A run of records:
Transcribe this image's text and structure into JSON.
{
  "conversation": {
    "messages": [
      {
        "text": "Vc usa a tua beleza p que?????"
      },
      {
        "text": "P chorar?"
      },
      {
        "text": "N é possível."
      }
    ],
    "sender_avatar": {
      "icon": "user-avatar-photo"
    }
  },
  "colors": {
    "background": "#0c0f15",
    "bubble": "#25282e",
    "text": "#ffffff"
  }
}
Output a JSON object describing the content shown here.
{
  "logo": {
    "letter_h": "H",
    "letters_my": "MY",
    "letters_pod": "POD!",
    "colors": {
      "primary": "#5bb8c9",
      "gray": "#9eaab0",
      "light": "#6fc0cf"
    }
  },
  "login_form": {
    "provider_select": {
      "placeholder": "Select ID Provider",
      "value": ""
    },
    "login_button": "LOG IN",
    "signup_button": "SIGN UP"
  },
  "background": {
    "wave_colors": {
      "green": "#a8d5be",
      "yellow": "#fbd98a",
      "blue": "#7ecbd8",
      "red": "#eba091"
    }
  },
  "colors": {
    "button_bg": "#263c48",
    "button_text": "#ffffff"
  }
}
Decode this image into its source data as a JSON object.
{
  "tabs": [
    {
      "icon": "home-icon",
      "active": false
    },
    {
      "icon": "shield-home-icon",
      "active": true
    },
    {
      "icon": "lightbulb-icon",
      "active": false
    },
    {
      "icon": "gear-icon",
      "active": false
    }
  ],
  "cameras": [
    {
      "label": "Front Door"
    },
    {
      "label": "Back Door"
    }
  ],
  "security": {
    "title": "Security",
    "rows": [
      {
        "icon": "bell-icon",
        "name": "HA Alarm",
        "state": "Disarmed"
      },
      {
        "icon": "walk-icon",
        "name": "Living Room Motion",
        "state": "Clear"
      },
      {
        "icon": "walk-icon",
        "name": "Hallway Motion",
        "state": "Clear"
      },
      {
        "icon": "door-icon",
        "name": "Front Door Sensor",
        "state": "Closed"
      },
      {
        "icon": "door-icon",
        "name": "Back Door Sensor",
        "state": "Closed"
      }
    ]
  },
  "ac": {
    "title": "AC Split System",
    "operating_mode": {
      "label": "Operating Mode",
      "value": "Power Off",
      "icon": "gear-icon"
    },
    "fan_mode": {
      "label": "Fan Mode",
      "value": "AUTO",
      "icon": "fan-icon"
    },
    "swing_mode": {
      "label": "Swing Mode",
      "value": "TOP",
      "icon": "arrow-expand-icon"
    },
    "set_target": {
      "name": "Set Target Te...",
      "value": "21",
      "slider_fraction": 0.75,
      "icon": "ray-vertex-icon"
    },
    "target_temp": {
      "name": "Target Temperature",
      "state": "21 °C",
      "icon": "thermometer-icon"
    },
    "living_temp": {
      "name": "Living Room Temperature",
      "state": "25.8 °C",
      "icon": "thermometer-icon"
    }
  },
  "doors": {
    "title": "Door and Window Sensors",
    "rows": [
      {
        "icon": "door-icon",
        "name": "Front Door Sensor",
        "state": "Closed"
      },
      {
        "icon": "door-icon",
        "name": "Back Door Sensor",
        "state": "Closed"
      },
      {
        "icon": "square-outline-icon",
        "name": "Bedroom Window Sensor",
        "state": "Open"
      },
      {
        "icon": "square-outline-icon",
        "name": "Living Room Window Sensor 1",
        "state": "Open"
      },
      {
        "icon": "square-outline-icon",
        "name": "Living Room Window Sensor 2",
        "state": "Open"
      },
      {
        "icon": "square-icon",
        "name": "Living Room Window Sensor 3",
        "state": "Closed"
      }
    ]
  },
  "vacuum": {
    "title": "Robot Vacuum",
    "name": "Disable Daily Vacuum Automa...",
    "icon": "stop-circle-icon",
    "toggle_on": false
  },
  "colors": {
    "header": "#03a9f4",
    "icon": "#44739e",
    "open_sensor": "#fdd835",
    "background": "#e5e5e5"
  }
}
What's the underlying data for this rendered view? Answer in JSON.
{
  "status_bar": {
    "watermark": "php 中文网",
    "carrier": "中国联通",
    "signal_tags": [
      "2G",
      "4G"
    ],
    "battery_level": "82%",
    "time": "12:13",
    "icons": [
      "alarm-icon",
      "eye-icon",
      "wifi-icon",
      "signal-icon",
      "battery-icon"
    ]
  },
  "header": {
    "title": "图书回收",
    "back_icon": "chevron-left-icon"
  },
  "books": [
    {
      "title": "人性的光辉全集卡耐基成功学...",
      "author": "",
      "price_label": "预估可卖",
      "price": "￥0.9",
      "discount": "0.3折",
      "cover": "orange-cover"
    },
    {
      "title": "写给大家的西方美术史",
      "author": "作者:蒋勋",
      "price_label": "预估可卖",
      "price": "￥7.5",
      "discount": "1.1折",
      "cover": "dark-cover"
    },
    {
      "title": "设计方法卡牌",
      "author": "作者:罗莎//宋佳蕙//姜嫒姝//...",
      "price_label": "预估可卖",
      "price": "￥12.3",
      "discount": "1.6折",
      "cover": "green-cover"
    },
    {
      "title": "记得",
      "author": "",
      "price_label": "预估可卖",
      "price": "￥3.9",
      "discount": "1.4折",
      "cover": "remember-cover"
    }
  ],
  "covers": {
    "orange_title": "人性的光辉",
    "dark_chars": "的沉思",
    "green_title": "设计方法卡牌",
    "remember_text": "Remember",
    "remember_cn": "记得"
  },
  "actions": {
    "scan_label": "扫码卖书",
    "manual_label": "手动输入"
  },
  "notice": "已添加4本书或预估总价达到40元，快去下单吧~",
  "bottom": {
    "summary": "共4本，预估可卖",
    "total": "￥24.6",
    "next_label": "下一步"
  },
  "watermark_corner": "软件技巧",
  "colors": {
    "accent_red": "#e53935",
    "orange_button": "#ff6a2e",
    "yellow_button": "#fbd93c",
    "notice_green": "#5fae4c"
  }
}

◆ Short exercise ◆
Transcribe every entry exactly, omitting nothing.

◆ Result of the task ◆
Transcribe this image's text and structure into JSON.
{
  "conversation": {
    "messages": [
      {
        "text": "Vc usa a tua beleza p que?????"
      },
      {
        "text": "P chorar?"
      },
      {
        "text": "N é possível."
      }
    ],
    "sender_avatar": {
      "icon": "user-avatar-photo"
    }
  },
  "colors": {
    "background": "#0c0f15",
    "bubble": "#25282e",
    "text": "#ffffff"
  }
}
Output a JSON object describing the content shown here.
{
  "logo": {
    "letter_h": "H",
    "letters_my": "MY",
    "letters_pod": "POD!",
    "colors": {
      "primary": "#5bb8c9",
      "gray": "#9eaab0",
      "light": "#6fc0cf"
    }
  },
  "login_form": {
    "provider_select": {
      "placeholder": "Select ID Provider",
      "value": ""
    },
    "login_button": "LOG IN",
    "signup_button": "SIGN UP"
  },
  "background": {
    "wave_colors": {
      "green": "#a8d5be",
      "yellow": "#fbd98a",
      "blue": "#7ecbd8",
      "red": "#eba091"
    }
  },
  "colors": {
    "button_bg": "#263c48",
    "button_text": "#ffffff"
  }
}
Decode this image into its source data as a JSON object.
{
  "tabs": [
    {
      "icon": "home-icon",
      "active": false
    },
    {
      "icon": "shield-home-icon",
      "active": true
    },
    {
      "icon": "lightbulb-icon",
      "active": false
    },
    {
      "icon": "gear-icon",
      "active": false
    }
  ],
  "cameras": [
    {
      "label": "Front Door"
    },
    {
      "label": "Back Door"
    }
  ],
  "security": {
    "title": "Security",
    "rows": [
      {
        "icon": "bell-icon",
        "name": "HA Alarm",
        "state": "Disarmed"
      },
      {
        "icon": "walk-icon",
        "name": "Living Room Motion",
        "state": "Clear"
      },
      {
        "icon": "walk-icon",
        "name": "Hallway Motion",
        "state": "Clear"
      },
      {
        "icon": "door-icon",
        "name": "Front Door Sensor",
        "state": "Closed"
      },
      {
        "icon": "door-icon",
        "name": "Back Door Sensor",
        "state": "Closed"
      }
    ]
  },
  "ac": {
    "title": "AC Split System",
    "operating_mode": {
      "label": "Operating Mode",
      "value": "Power Off",
      "icon": "gear-icon"
    },
    "fan_mode": {
      "label": "Fan Mode",
      "value": "AUTO",
      "icon": "fan-icon"
    },
    "swing_mode": {
      "label": "Swing Mode",
      "value": "TOP",
      "icon": "arrow-expand-icon"
    },
    "set_target": {
      "name": "Set Target Te...",
      "value": "21",
      "slider_fraction": 0.75,
      "icon": "ray-vertex-icon"
    },
    "target_temp": {
      "name": "Target Temperature",
      "state": "21 °C",
      "icon": "thermometer-icon"
    },
    "living_temp": {
      "name": "Living Room Temperature",
      "state": "25.8 °C",
      "icon": "thermometer-icon"
    }
  },
  "doors": {
    "title": "Door and Window Sensors",
    "rows": [
      {
        "icon": "door-icon",
        "name": "Front Door Sensor",
        "state": "Closed"
      },
      {
        "icon": "door-icon",
        "name": "Back Door Sensor",
        "state": "Closed"
      },
      {
        "icon": "square-outline-icon",
        "name": "Bedroom Window Sensor",
        "state": "Open"
      },
      {
        "icon": "square-outline-icon",
        "name": "Living Room Window Sensor 1",
        "state": "Open"
      },
      {
        "icon": "square-outline-icon",
        "name": "Living Room Window Sensor 2",
        "state": "Open"
      },
      {
        "icon": "square-icon",
        "name": "Living Room Window Sensor 3",
        "state": "Closed"
      }
    ]
  },
  "vacuum": {
    "title": "Robot Vacuum",
    "name": "Disable Daily Vacuum Automa...",
    "icon": "stop-circle-icon",
    "toggle_on": false
  },
  "colors": {
    "header": "#03a9f4",
    "icon": "#44739e",
    "open_sensor": "#fdd835",
    "background": "#e5e5e5"
  }
}
What's the underlying data for this rendered view? Answer in JSON.
{
  "status_bar": {
    "watermark": "php 中文网",
    "carrier": "中国联通",
    "signal_tags": [
      "2G",
      "4G"
    ],
    "battery_level": "82%",
    "time": "12:13",
    "icons": [
      "alarm-icon",
      "eye-icon",
      "wifi-icon",
      "signal-icon",
      "battery-icon"
    ]
  },
  "header": {
    "title": "图书回收",
    "back_icon": "chevron-left-icon"
  },
  "books": [
    {
      "title": "人性的光辉全集卡耐基成功学...",
      "author": "",
      "price_label": "预估可卖",
      "price": "￥0.9",
      "discount": "0.3折",
      "cover": "orange-cover"
    },
    {
      "title": "写给大家的西方美术史",
      "author": "作者:蒋勋",
      "price_label": "预估可卖",
      "price": "￥7.5",
      "discount": "1.1折",
      "cover": "dark-cover"
    },
    {
      "title": "设计方法卡牌",
      "author": "作者:罗莎//宋佳蕙//姜嫒姝//...",
      "price_label": "预估可卖",
      "price": "￥12.3",
      "discount": "1.6折",
      "cover": "green-cover"
    },
    {
      "title": "记得",
      "author": "",
      "price_label": "预估可卖",
      "price": "￥3.9",
      "discount": "1.4折",
      "cover": "remember-cover"
    }
  ],
  "covers": {
    "orange_title": "人性的光辉",
    "dark_chars": "的沉思",
    "green_title": "设计方法卡牌",
    "remember_text": "Remember",
    "remember_cn": "记得"
  },
  "actions": {
    "scan_label": "扫码卖书",
    "manual_label": "手动输入"
  },
  "notice": "已添加4本书或预估总价达到40元，快去下单吧~",
  "bottom": {
    "summary": "共4本，预估可卖",
    "total": "￥24.6",
    "next_label": "下一步"
  },
  "watermark_corner": "软件技巧",
  "colors": {
    "accent_red": "#e53935",
    "orange_button": "#ff6a2e",
    "yellow_button": "#fbd93c",
    "notice_green": "#5fae4c"
  }
}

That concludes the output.